Input records:
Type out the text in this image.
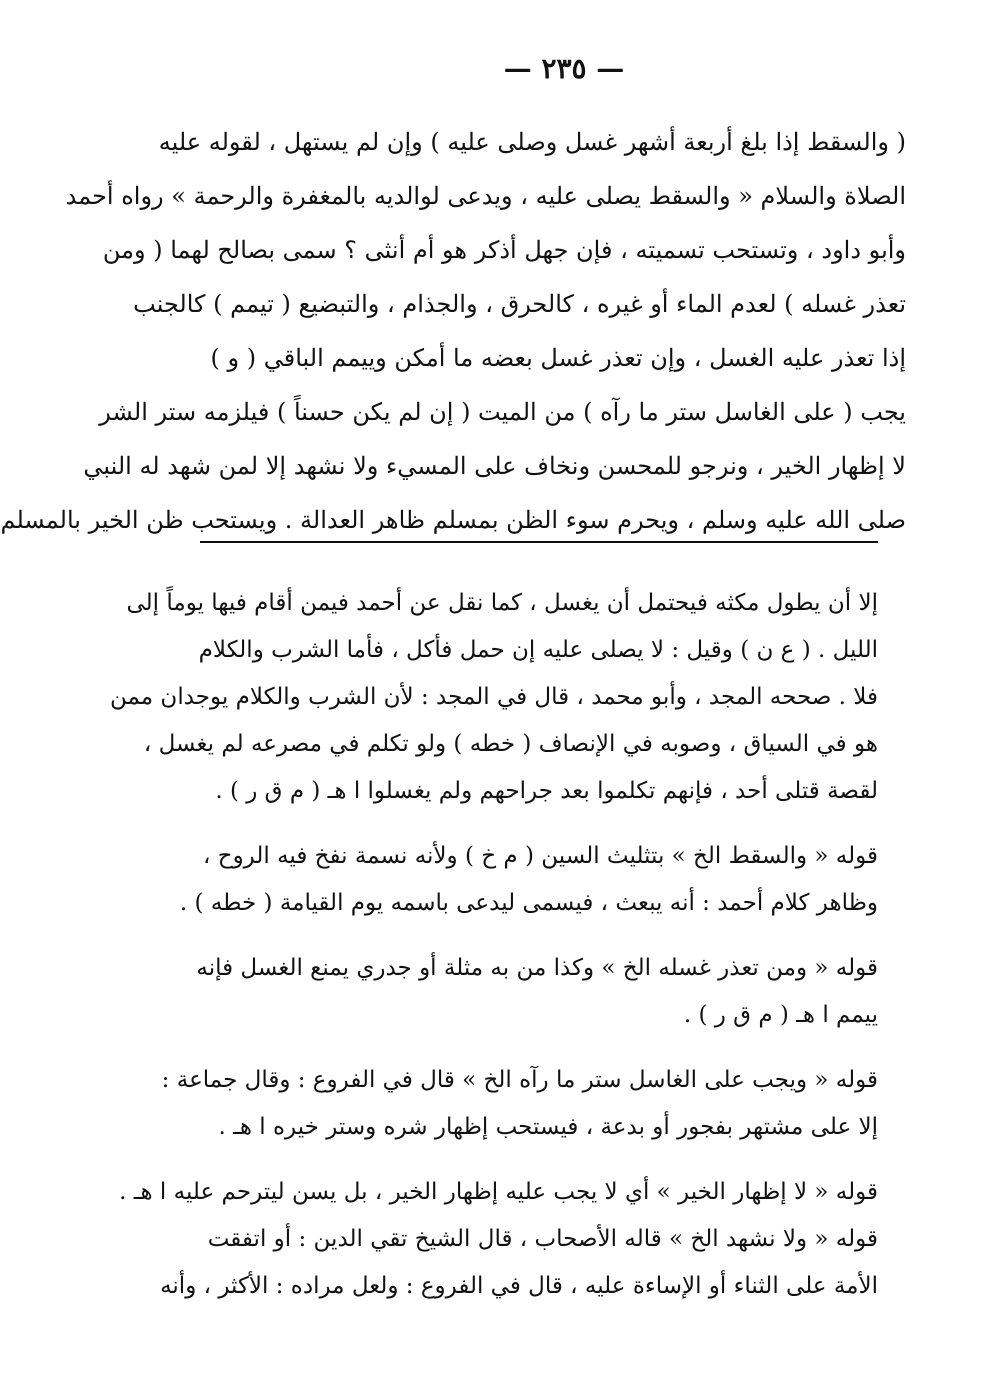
— ٢٣٥ —
( والسقط إذا بلغ أربعة أشهر غسل وصلى عليه ) وإن لم يستهل ، لقوله عليه
الصلاة والسلام « والسقط يصلى عليه ، ويدعى لوالديه بالمغفرة والرحمة » رواه أحمد
وأبو داود ، وتستحب تسميته ، فإن جهل أذكر هو أم أنثى ؟ سمى بصالح لهما ( ومن
تعذر غسله ) لعدم الماء أو غيره ، كالحرق ، والجذام ، والتبضيع ( تيمم ) كالجنب
إذا تعذر عليه الغسل ، وإن تعذر غسل بعضه ما أمكن وييمم الباقي ( و )
يجب ( على الغاسل ستر ما رآه ) من الميت ( إن لم يكن حسناً ) فيلزمه ستر الشر
لا إظهار الخير ، ونرجو للمحسن ونخاف على المسيء ولا نشهد إلا لمن شهد له النبي
صلى الله عليه وسلم ، ويحرم سوء الظن بمسلم ظاهر العدالة . ويستحب ظن الخير بالمسلم
إلا أن يطول مكثه فيحتمل أن يغسل ، كما نقل عن أحمد فيمن أقام فيها يوماً إلى
الليل . ( ع ن ) وقيل : لا يصلى عليه إن حمل فأكل ، فأما الشرب والكلام
فلا . صححه المجد ، وأبو محمد ، قال في المجد : لأن الشرب والكلام يوجدان ممن
هو في السياق ، وصوبه في الإنصاف ( خطه ) ولو تكلم في مصرعه لم يغسل ،
لقصة قتلى أحد ، فإنهم تكلموا بعد جراحهم ولم يغسلوا ا هـ ( م ق ر ) .
قوله « والسقط الخ » بتثليث السين ( م خ ) ولأنه نسمة نفخ فيه الروح ،
وظاهر كلام أحمد : أنه يبعث ، فيسمى ليدعى باسمه يوم القيامة ( خطه ) .
قوله « ومن تعذر غسله الخ » وكذا من به مثلة أو جدري يمنع الغسل فإنه
ييمم ا هـ ( م ق ر ) .
قوله « ويجب على الغاسل ستر ما رآه الخ » قال في الفروع : وقال جماعة :
إلا على مشتهر بفجور أو بدعة ، فيستحب إظهار شره وستر خيره ا هـ .
قوله « لا إظهار الخير » أي لا يجب عليه إظهار الخير ، بل يسن ليترحم عليه ا هـ .
قوله « ولا نشهد الخ » قاله الأصحاب ، قال الشيخ تقي الدين : أو اتفقت
الأمة على الثناء أو الإساءة عليه ، قال في الفروع : ولعل مراده : الأكثر ، وأنه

Requirement: Exclude the pictures and transcribe all of the entries exactly.

Answer to this exercise:
Type out the text in this image.
— ٢٣٥ —
( والسقط إذا بلغ أربعة أشهر غسل وصلى عليه ) وإن لم يستهل ، لقوله عليه
الصلاة والسلام « والسقط يصلى عليه ، ويدعى لوالديه بالمغفرة والرحمة » رواه أحمد
وأبو داود ، وتستحب تسميته ، فإن جهل أذكر هو أم أنثى ؟ سمى بصالح لهما ( ومن
تعذر غسله ) لعدم الماء أو غيره ، كالحرق ، والجذام ، والتبضيع ( تيمم ) كالجنب
إذا تعذر عليه الغسل ، وإن تعذر غسل بعضه ما أمكن وييمم الباقي ( و )
يجب ( على الغاسل ستر ما رآه ) من الميت ( إن لم يكن حسناً ) فيلزمه ستر الشر
لا إظهار الخير ، ونرجو للمحسن ونخاف على المسيء ولا نشهد إلا لمن شهد له النبي
صلى الله عليه وسلم ، ويحرم سوء الظن بمسلم ظاهر العدالة . ويستحب ظن الخير بالمسلم
إلا أن يطول مكثه فيحتمل أن يغسل ، كما نقل عن أحمد فيمن أقام فيها يوماً إلى
الليل . ( ع ن ) وقيل : لا يصلى عليه إن حمل فأكل ، فأما الشرب والكلام
فلا . صححه المجد ، وأبو محمد ، قال في المجد : لأن الشرب والكلام يوجدان ممن
هو في السياق ، وصوبه في الإنصاف ( خطه ) ولو تكلم في مصرعه لم يغسل ،
لقصة قتلى أحد ، فإنهم تكلموا بعد جراحهم ولم يغسلوا ا هـ ( م ق ر ) .
قوله « والسقط الخ » بتثليث السين ( م خ ) ولأنه نسمة نفخ فيه الروح ،
وظاهر كلام أحمد : أنه يبعث ، فيسمى ليدعى باسمه يوم القيامة ( خطه ) .
قوله « ومن تعذر غسله الخ » وكذا من به مثلة أو جدري يمنع الغسل فإنه
ييمم ا هـ ( م ق ر ) .
قوله « ويجب على الغاسل ستر ما رآه الخ » قال في الفروع : وقال جماعة :
إلا على مشتهر بفجور أو بدعة ، فيستحب إظهار شره وستر خيره ا هـ .
قوله « لا إظهار الخير » أي لا يجب عليه إظهار الخير ، بل يسن ليترحم عليه ا هـ .
قوله « ولا نشهد الخ » قاله الأصحاب ، قال الشيخ تقي الدين : أو اتفقت
الأمة على الثناء أو الإساءة عليه ، قال في الفروع : ولعل مراده : الأكثر ، وأنه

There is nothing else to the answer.